— EXERCISE DETAILS —
Look through the data below. Collect every line where the word "oddech" occurs.

::: MATERIAL FOR THIS TASK :::

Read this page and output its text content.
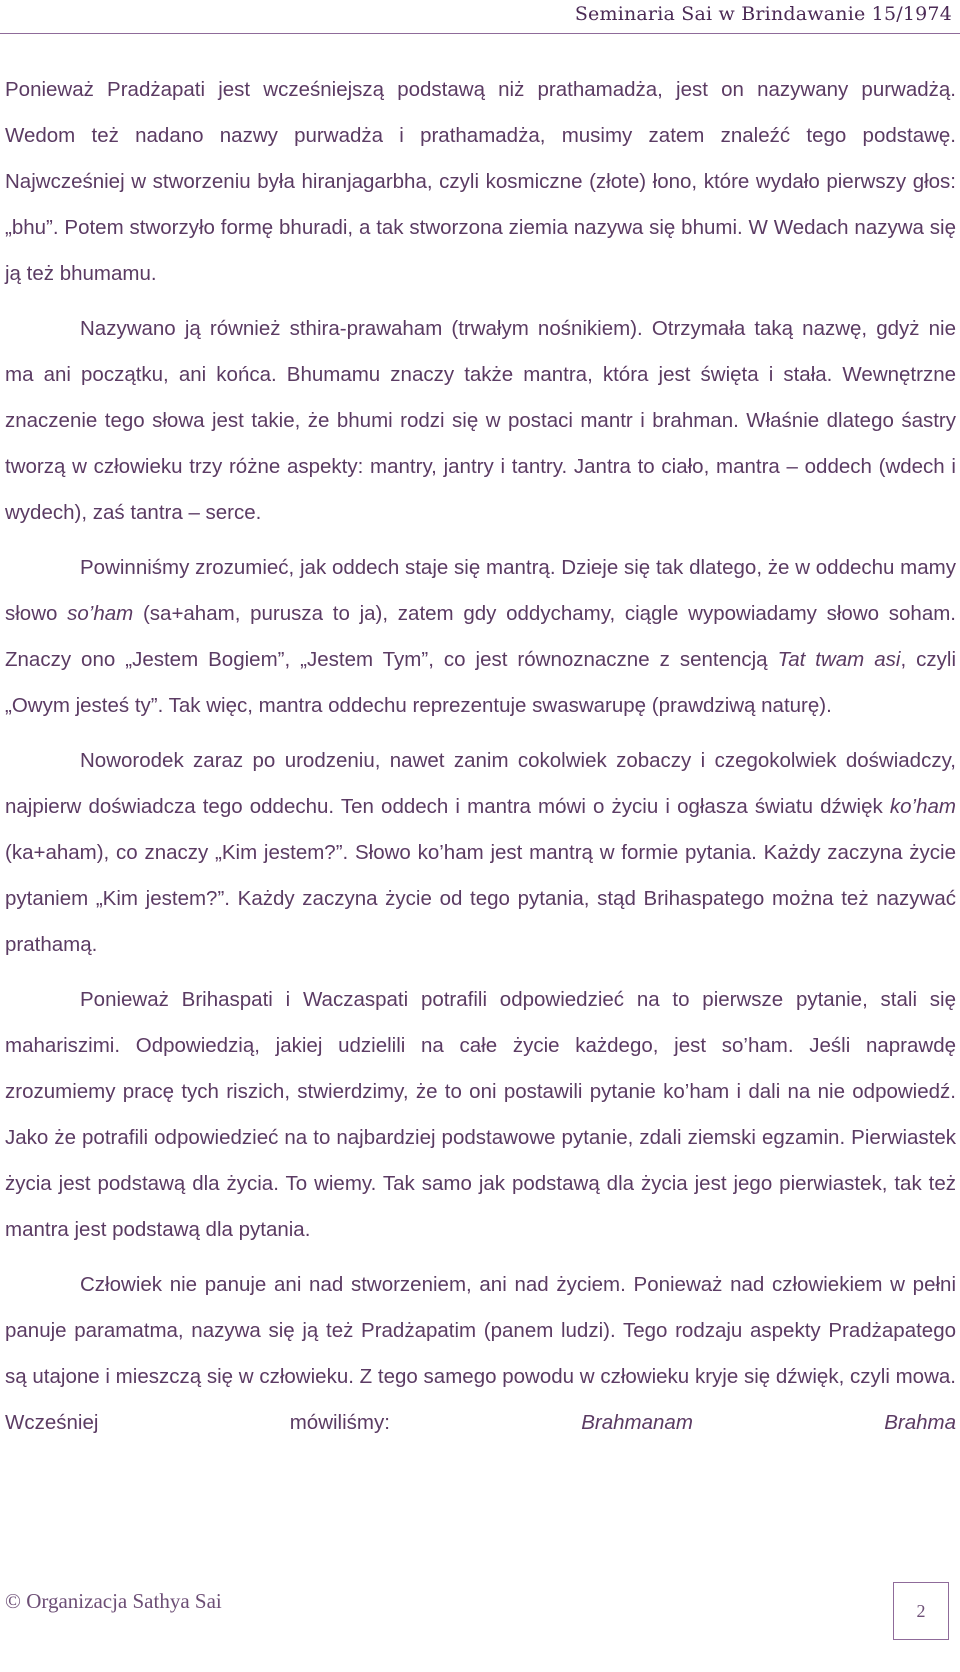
Seminaria Sai w Brindawanie 15/1974

Ponieważ Pradżapati jest wcześniejszą podstawą niż prathamadża, jest on nazywany purwadżą. Wedom też nadano nazwy purwadża i prathamadża, musimy zatem znaleźć tego podstawę. Najwcześniej w stworzeniu była hiranjagarbha, czyli kosmiczne (złote) łono, które wydało pierwszy głos: „bhu”. Potem stworzyło formę bhuradi, a tak stworzona ziemia nazywa się bhumi. W Wedach nazywa się ją też bhumamu.

Nazywano ją również sthira-prawaham (trwałym nośnikiem). Otrzymała taką nazwę, gdyż nie ma ani początku, ani końca. Bhumamu znaczy także mantra, która jest święta i stała. Wewnętrzne znaczenie tego słowa jest takie, że bhumi rodzi się w postaci mantr i brahman. Właśnie dlatego śastry tworzą w człowieku trzy różne aspekty: mantry, jantry i tantry. Jantra to ciało, mantra – oddech (wdech i wydech), zaś tantra – serce.

Powinniśmy zrozumieć, jak oddech staje się mantrą. Dzieje się tak dlatego, że w oddechu mamy słowo so’ham (sa+aham, purusza to ja), zatem gdy oddychamy, ciągle wypowiadamy słowo soham. Znaczy ono „Jestem Bogiem”, „Jestem Tym”, co jest równoznaczne z sentencją Tat twam asi, czyli „Owym jesteś ty”. Tak więc, mantra oddechu reprezentuje swaswarupę (prawdziwą naturę).

Noworodek zaraz po urodzeniu, nawet zanim cokolwiek zobaczy i czegokolwiek doświadczy, najpierw doświadcza tego oddechu. Ten oddech i mantra mówi o życiu i ogłasza światu dźwięk ko’ham (ka+aham), co znaczy „Kim jestem?”. Słowo ko’ham jest mantrą w formie pytania. Każdy zaczyna życie pytaniem „Kim jestem?”. Każdy zaczyna życie od tego pytania, stąd Brihaspatego można też nazywać prathamą.

Ponieważ Brihaspati i Waczaspati potrafili odpowiedzieć na to pierwsze pytanie, stali się mahariszimi. Odpowiedzią, jakiej udzielili na całe życie każdego, jest so’ham. Jeśli naprawdę zrozumiemy pracę tych riszich, stwierdzimy, że to oni postawili pytanie ko’ham i dali na nie odpowiedź. Jako że potrafili odpowiedzieć na to najbardziej podstawowe pytanie, zdali ziemski egzamin. Pierwiastek życia jest podstawą dla życia. To wiemy. Tak samo jak podstawą dla życia jest jego pierwiastek, tak też mantra jest podstawą dla pytania.

Człowiek nie panuje ani nad stworzeniem, ani nad życiem. Ponieważ nad człowiekiem w pełni panuje paramatma, nazywa się ją też Pradżapatim (panem ludzi). Tego rodzaju aspekty Pradżapatego są utajone i mieszczą się w człowieku. Z tego samego powodu w człowieku kryje się dźwięk, czyli mowa. Wcześniej mówiliśmy: Brahmanam Brahma

© Organizacja Sathya Sai	2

:::

— THE ANSWER —
Nazywano ją również sthira-prawaham (trwałym nośnikiem). Otrzymała taką nazwę, gdyż nie ma ani początku, ani końca. Bhumamu znaczy także mantra, która jest święta i stała. Wewnętrzne znaczenie tego słowa jest takie, że bhumi rodzi się w postaci mantr i brahman. Właśnie dlatego śastry tworzą w człowieku trzy różne aspekty: mantry, jantry i tantry. Jantra to ciało, mantra – oddech (wdech i wydech), zaś tantra – serce.
Powinniśmy zrozumieć, jak oddech staje się mantrą. Dzieje się tak dlatego, że w oddechu mamy słowo so’ham (sa+aham, purusza to ja), zatem gdy oddychamy, ciągle wypowiadamy słowo soham. Znaczy ono „Jestem Bogiem”, „Jestem Tym”, co jest równoznaczne z sentencją Tat twam asi, czyli „Owym jesteś ty”. Tak więc, mantra oddechu reprezentuje swaswarupę (prawdziwą naturę).
Noworodek zaraz po urodzeniu, nawet zanim cokolwiek zobaczy i czegokolwiek doświadczy, najpierw doświadcza tego oddechu. Ten oddech i mantra mówi o życiu i ogłasza światu dźwięk ko’ham (ka+aham), co znaczy „Kim jestem?”. Słowo ko’ham jest mantrą w formie pytania. Każdy zaczyna życie pytaniem „Kim jestem?”. Każdy zaczyna życie od tego pytania, stąd Brihaspatego można też nazywać prathamą.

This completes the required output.